=== Short exercise ===
Go through the listing below and gather every line with the word "избежание".

== Material provided

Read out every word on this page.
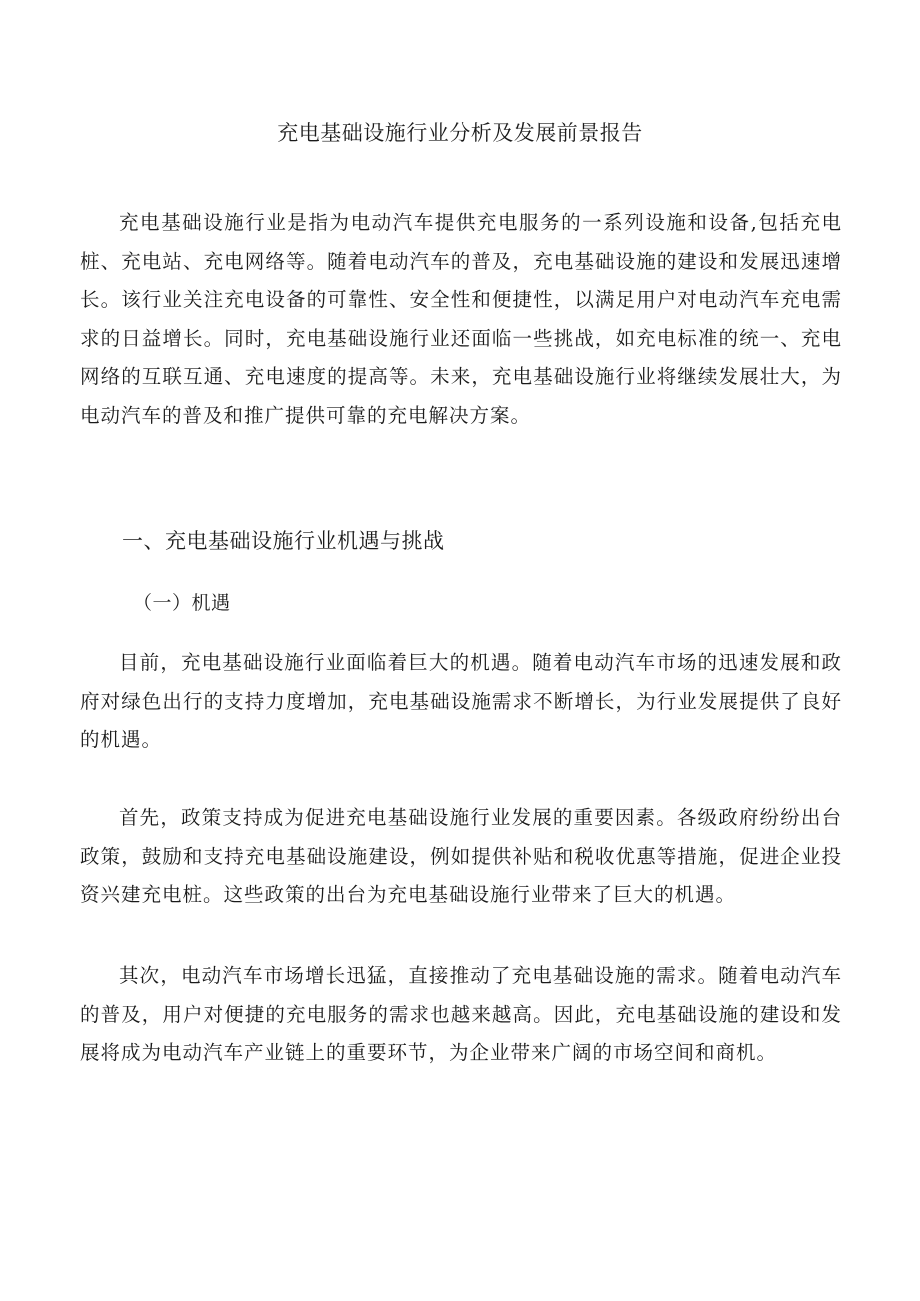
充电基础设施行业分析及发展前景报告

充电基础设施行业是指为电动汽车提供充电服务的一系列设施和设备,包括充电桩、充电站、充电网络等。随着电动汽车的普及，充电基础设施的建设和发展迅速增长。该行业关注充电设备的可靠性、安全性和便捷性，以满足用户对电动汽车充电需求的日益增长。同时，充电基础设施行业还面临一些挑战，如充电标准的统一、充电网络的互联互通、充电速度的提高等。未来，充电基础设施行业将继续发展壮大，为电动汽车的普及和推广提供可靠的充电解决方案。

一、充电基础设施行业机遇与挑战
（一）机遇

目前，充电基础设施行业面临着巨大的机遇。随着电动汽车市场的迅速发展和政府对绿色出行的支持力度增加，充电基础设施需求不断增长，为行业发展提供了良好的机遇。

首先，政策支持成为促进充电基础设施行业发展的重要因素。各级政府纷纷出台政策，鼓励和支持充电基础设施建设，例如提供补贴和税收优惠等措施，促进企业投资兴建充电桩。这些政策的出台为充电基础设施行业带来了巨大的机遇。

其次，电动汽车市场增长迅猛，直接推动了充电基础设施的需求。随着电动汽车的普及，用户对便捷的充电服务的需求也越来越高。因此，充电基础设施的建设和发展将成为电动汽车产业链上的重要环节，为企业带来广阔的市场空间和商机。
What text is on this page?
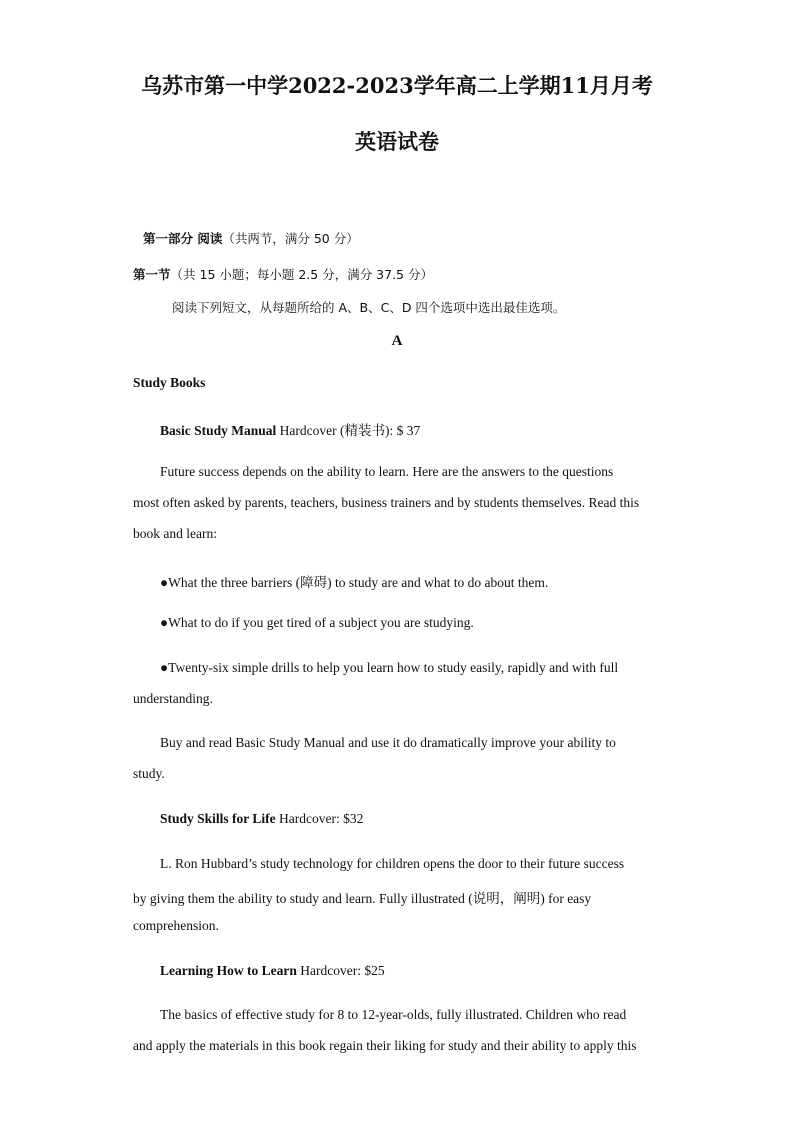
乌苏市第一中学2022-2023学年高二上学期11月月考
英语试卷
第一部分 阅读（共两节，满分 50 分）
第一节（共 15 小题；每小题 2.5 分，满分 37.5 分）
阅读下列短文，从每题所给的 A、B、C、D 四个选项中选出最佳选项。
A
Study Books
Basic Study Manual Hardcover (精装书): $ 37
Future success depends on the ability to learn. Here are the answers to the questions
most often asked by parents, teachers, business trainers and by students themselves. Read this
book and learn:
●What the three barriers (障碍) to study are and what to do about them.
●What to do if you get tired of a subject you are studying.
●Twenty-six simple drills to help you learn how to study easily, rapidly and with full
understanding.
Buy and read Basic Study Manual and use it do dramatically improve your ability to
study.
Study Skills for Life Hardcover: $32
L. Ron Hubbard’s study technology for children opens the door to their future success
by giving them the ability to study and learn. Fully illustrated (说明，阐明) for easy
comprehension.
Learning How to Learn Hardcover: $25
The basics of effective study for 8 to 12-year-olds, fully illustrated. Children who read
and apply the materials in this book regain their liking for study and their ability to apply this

====
== Material provided

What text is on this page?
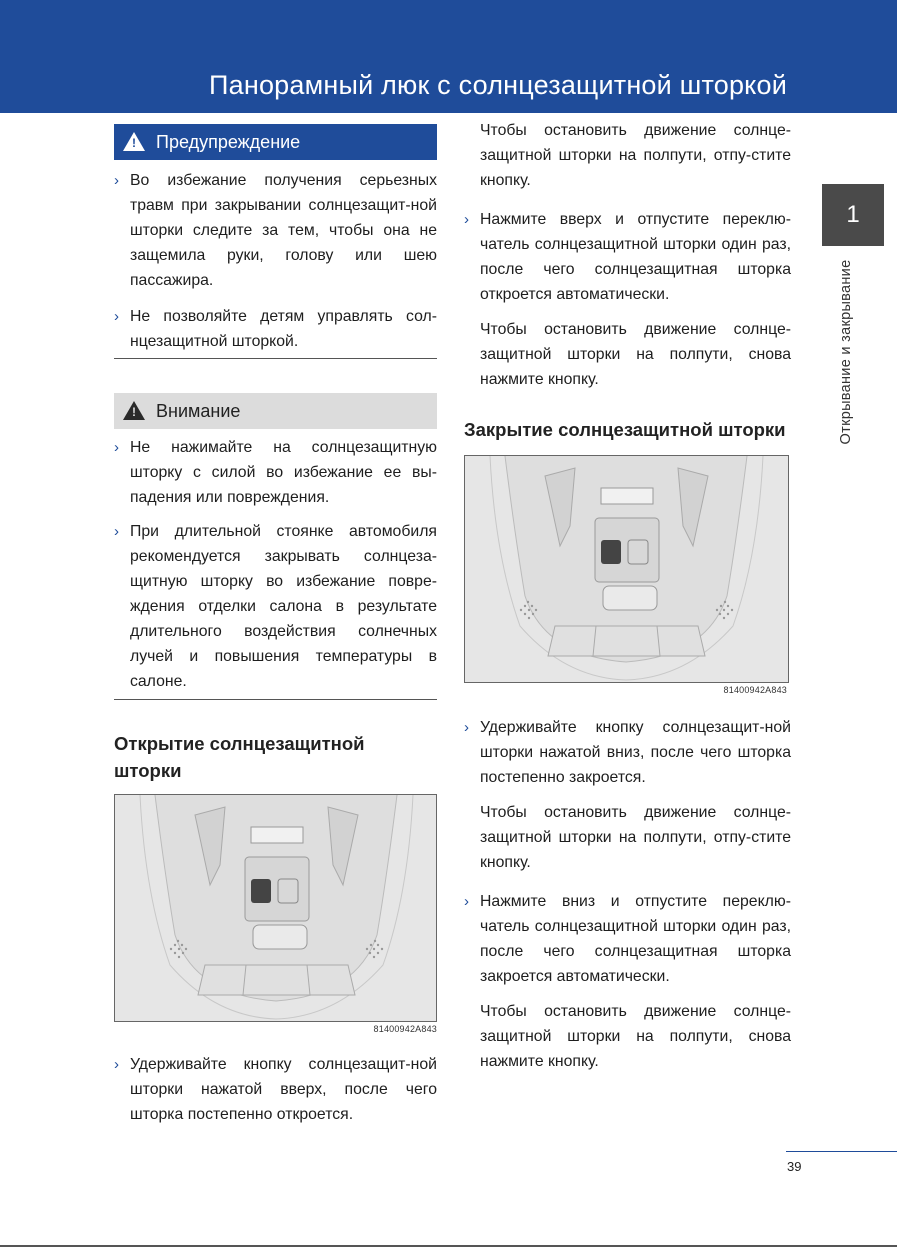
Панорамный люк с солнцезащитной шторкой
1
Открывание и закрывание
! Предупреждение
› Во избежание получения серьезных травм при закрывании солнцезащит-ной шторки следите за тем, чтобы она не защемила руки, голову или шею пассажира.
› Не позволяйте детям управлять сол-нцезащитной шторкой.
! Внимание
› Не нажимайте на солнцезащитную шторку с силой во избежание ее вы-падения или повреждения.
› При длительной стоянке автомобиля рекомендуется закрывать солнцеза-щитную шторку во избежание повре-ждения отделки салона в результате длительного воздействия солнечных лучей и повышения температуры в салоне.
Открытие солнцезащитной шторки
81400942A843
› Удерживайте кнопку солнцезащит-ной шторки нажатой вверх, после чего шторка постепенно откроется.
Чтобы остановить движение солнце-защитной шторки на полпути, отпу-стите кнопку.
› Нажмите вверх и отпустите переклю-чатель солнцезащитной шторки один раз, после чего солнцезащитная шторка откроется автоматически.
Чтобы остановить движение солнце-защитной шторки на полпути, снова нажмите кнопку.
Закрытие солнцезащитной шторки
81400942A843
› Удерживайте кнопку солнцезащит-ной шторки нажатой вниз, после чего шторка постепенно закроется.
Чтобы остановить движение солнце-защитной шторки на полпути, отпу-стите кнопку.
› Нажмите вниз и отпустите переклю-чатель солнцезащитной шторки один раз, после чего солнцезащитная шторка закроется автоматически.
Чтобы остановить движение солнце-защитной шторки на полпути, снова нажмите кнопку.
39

====

=== Written answer ===
› Во избежание получения серьезных травм при закрывании солнцезащит-ной шторки следите за тем, чтобы она не защемила руки, голову или шею пассажира.
› Не нажимайте на солнцезащитную шторку с силой во избежание ее вы-падения или повреждения.
› При длительной стоянке автомобиля рекомендуется закрывать солнцеза-щитную шторку во избежание повре-ждения отделки салона в результате длительного воздействия солнечных лучей и повышения температуры в салоне.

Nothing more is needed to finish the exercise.